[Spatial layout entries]
........

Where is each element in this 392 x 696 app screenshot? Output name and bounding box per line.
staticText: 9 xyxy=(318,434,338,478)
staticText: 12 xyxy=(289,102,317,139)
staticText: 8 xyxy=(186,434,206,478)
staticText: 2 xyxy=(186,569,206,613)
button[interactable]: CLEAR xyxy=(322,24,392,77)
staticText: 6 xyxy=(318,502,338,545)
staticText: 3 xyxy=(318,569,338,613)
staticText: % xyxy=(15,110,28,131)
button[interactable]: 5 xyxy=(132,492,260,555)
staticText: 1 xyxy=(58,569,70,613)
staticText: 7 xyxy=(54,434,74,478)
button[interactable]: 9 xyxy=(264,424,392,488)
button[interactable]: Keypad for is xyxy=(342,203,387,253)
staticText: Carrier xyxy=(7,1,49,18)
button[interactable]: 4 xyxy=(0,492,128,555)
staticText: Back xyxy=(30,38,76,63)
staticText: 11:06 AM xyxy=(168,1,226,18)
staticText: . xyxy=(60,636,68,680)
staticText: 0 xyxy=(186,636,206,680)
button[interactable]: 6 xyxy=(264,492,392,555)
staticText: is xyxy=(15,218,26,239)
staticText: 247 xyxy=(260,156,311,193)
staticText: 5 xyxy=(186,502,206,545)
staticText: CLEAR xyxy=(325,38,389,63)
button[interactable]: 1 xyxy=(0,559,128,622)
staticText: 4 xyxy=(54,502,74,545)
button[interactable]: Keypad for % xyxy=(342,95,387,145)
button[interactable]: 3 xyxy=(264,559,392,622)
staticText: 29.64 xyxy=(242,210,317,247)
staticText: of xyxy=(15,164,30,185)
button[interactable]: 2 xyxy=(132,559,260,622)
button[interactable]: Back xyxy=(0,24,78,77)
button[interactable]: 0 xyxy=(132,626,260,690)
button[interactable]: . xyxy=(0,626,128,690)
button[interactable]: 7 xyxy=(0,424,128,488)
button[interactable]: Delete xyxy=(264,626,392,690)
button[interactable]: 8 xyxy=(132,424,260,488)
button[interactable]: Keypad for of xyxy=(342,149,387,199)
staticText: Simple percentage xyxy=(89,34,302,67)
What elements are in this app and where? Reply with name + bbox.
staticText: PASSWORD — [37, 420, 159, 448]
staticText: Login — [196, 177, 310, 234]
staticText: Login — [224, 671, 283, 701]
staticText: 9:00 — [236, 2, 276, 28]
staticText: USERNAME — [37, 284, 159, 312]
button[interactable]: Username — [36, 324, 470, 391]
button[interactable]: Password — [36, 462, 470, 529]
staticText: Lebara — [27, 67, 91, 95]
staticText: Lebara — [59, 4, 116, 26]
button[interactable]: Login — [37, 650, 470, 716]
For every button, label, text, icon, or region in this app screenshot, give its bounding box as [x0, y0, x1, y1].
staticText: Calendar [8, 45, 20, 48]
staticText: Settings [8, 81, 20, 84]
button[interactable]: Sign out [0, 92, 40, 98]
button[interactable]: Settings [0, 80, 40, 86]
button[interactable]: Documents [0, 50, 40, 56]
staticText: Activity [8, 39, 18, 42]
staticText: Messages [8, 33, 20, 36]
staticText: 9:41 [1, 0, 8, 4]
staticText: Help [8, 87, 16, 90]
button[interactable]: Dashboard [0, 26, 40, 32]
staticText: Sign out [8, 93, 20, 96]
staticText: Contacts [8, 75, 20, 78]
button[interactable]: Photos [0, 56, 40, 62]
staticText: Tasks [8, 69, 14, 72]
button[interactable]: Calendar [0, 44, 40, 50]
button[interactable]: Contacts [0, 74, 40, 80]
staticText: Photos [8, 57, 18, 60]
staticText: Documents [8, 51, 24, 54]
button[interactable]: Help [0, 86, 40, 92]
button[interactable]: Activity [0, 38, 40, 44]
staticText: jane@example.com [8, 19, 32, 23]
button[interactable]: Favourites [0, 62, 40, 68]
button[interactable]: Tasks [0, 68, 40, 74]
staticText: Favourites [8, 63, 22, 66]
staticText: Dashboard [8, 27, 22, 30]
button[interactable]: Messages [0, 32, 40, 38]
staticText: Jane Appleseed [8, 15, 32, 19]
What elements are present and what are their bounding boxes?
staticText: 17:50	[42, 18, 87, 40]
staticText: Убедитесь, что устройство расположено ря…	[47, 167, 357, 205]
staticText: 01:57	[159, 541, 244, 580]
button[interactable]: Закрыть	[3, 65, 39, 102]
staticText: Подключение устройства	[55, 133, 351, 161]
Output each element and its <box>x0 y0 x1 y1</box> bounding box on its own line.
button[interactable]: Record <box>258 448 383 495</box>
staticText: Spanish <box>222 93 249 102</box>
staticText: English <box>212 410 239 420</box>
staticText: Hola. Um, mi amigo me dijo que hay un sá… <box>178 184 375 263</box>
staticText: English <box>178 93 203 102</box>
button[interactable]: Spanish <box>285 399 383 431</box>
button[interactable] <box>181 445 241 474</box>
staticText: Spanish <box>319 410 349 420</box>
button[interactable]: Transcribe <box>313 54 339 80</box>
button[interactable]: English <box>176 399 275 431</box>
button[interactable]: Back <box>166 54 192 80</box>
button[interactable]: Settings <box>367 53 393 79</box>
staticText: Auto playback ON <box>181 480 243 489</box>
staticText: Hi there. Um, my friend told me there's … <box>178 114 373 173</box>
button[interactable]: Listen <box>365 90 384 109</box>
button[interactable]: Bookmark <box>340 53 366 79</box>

........

INSTRUCTIONS TO FOLLOW: Locate each line in the records above that contains the string "Keypad" and copy those lines in full. Treat the match as case-sensitive.

FINISHED EXERCISE:
button[interactable]: Keypad for is xyxy=(342,203,387,253)
button[interactable]: Keypad for % xyxy=(342,95,387,145)
button[interactable]: Keypad for of xyxy=(342,149,387,199)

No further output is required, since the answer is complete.